## DIRECTIONS
1: According to the DTW notebook, why should users save as much data as they can locally or on Colab's drive while running the code?
2: Answer these questions from the DTW notebook:
(a) Which version of librosa does the notebook install?
(b) Where can the dataset used in the notebook be found?
(c) In the function dp, what value is assigned to cost_mat[i, 0] for i from 1 through N?
3: From the DTW notebook, reproduce the stretch from "The dataset used" through "code (tg: iphilatov)".

## QUOTED TEXT
-------

This notebook contains the code that was used in the research to calculate DTW, perform and plot clustering, see metrics.

The dataset used here may be found [on Google Drive](https://drive.google.com/drive/folders/10-Blxv1K0X57u85mXJTX5R1NuRB1qWct?usp=sharing).
The code largely depends on the data but one may use basic fucntions and approaches from this notebook to analyse their own data.

NB! Due to Google Colab resource restrictions and/or imcompatibily of some libraries, once we received any however big matrix, we could work with it only once before the kernel crashed. Be careful choosing how to run this code and try to save as much data locally/on colab's drive as you can so when a crash happens, your data isn't lost.

Contact me if you have any problems running or understanfing the code (tg: iphilatov)

## Preliminaries

In [None]:
!pip install librosa==0.9.2
!pip install scikit-bio

In [None]:
from matplotlib.patches import ConnectionPatch
from matplotlib.pyplot import figure
import matplotlib.pyplot as plt
import matplotlib.colors as mcolors
from matplotlib import cm
import numpy as np
import re
import random
import scipy.spatial.distance as dist
from scipy.cluster.hierarchy import dendrogram, linkage, median, maxdists, fcluster
from sklearn.metrics import adjusted_rand_score, normalized_mutual_info_score
from scipy.spatial.distance import squareform
from sklearn.metrics.pairwise import haversine_distances
from scipy.stats import pearsonr
from skbio.stats.distance import mantel
from scipy.io import wavfile
from math import radians
import IPython.display as ipyd
import librosa
import os
import librosa.display
import pandas as pd

In [None]:
# this piece of code is needed when you use data from google drive
from google.colab import drive
drive.mount('/content/drive')

## Functions for DTW

In [None]:
def dp(dist_mat):

    N, M = dist_mat.shape
    
    # Initialize the cost matrix
    cost_mat = np.zeros((N + 1, M + 1))
    for i in range(1, N + 1):
        cost_mat[i, 0] = np.inf
    for i in range(1, M + 1):
        cost_mat[0, i] = np.inf

    # Fill the cost matrix while keeping traceback information
    traceback_mat = np.zeros((N, M))
    for i in range(N):
        for j in range(M):
            penalty = [
                cost_mat[i, j],      # match (0)
                cost_mat[i, j + 1],  # insertion (1)
                cost_mat[i + 1, j]]  # deletion (2)

-------

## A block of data
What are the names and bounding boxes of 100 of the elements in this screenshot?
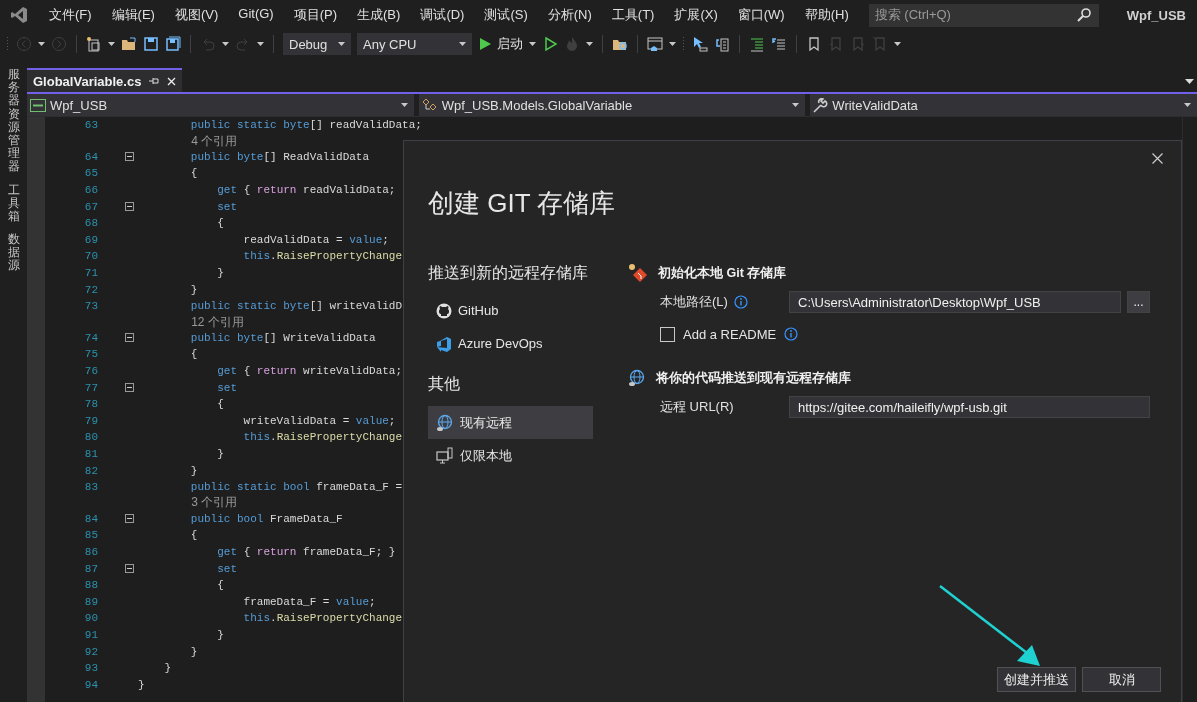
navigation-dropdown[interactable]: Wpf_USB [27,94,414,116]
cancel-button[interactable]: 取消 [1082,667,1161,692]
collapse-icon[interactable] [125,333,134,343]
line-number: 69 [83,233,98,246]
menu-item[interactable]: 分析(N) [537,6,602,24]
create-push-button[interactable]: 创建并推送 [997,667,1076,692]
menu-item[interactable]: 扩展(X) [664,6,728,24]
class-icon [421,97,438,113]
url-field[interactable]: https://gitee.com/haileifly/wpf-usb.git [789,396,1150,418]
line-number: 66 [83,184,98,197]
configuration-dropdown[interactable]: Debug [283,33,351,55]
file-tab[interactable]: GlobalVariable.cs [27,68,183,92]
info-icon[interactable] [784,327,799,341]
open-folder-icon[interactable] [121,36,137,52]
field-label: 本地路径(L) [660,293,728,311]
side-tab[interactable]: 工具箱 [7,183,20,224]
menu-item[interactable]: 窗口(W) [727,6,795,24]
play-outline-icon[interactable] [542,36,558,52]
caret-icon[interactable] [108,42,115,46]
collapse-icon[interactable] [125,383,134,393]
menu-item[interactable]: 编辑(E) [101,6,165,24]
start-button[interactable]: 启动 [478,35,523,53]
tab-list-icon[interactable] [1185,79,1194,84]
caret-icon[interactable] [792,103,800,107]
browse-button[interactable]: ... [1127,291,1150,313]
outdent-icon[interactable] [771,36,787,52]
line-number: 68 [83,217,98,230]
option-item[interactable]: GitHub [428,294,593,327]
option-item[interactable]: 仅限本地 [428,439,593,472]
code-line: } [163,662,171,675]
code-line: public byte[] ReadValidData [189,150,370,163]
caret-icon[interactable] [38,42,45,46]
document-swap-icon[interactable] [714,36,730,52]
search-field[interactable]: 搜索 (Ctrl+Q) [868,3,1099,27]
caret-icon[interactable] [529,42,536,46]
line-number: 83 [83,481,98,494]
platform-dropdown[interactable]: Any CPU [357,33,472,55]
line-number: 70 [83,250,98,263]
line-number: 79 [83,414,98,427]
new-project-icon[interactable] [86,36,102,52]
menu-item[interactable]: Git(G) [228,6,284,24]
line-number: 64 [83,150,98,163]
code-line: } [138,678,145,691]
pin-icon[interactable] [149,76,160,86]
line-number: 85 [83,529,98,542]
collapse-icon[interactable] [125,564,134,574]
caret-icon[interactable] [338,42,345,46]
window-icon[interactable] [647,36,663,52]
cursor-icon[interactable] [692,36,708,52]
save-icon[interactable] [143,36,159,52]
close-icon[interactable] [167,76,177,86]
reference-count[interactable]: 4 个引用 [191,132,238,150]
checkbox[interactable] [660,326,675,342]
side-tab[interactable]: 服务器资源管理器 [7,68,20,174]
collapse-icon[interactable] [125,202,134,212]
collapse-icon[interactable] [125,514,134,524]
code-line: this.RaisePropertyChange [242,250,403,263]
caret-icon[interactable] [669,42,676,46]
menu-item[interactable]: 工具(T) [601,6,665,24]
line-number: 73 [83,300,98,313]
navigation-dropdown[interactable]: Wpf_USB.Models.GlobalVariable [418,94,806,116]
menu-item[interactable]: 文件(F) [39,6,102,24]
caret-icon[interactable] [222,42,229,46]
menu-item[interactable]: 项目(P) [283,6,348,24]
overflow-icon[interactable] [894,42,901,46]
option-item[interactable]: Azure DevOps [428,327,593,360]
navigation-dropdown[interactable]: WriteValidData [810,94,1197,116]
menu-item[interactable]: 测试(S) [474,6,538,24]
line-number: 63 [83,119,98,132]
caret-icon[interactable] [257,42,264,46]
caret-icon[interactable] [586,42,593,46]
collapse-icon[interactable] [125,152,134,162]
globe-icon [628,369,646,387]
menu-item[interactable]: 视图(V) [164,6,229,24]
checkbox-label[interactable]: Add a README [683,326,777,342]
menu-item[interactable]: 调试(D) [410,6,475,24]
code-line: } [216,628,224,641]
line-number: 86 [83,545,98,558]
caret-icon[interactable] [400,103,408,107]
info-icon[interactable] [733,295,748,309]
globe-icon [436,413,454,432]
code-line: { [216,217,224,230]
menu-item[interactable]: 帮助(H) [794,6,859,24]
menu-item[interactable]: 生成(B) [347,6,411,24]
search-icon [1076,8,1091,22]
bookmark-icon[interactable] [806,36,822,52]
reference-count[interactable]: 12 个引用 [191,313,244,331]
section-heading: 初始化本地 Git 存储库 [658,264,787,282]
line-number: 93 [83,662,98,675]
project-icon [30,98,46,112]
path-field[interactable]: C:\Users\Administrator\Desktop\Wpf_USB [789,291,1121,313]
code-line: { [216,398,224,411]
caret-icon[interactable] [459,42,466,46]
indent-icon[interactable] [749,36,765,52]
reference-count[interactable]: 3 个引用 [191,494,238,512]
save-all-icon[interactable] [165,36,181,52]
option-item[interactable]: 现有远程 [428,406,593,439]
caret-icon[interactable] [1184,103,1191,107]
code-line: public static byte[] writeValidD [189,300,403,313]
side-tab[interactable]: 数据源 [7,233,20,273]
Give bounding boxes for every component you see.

-------

## IN RESPONSE
1: Google Colab's resource restrictions and/or incompatibility between some libraries meant that once any large matrix was obtained, it could be worked with only once before the kernel crashed. Saving data locally or on Colab's drive keeps it from being lost when a crash happens.

2:
(a) Version 0.9.2.
(b) On Google Drive.
(c) np.inf.

3:
The dataset used here may be found [on Google Drive](https://drive.google.com/drive/folders/10-Blxv1K0X57u85mXJTX5R1NuRB1qWct?usp=sharing).
The code largely depends on the data but one may use basic fucntions and approaches from this notebook to analyse their own data.

NB! Due to Google Colab resource restrictions and/or imcompatibily of some libraries, once we received any however big matrix, we could work with it only once before the kernel crashed. Be careful choosing how to run this code and try to save as much data locally/on colab's drive as you can so when a crash happens, your data isn't lost.

Contact me if you have any problems running or understanfing the code (tg: iphilatov)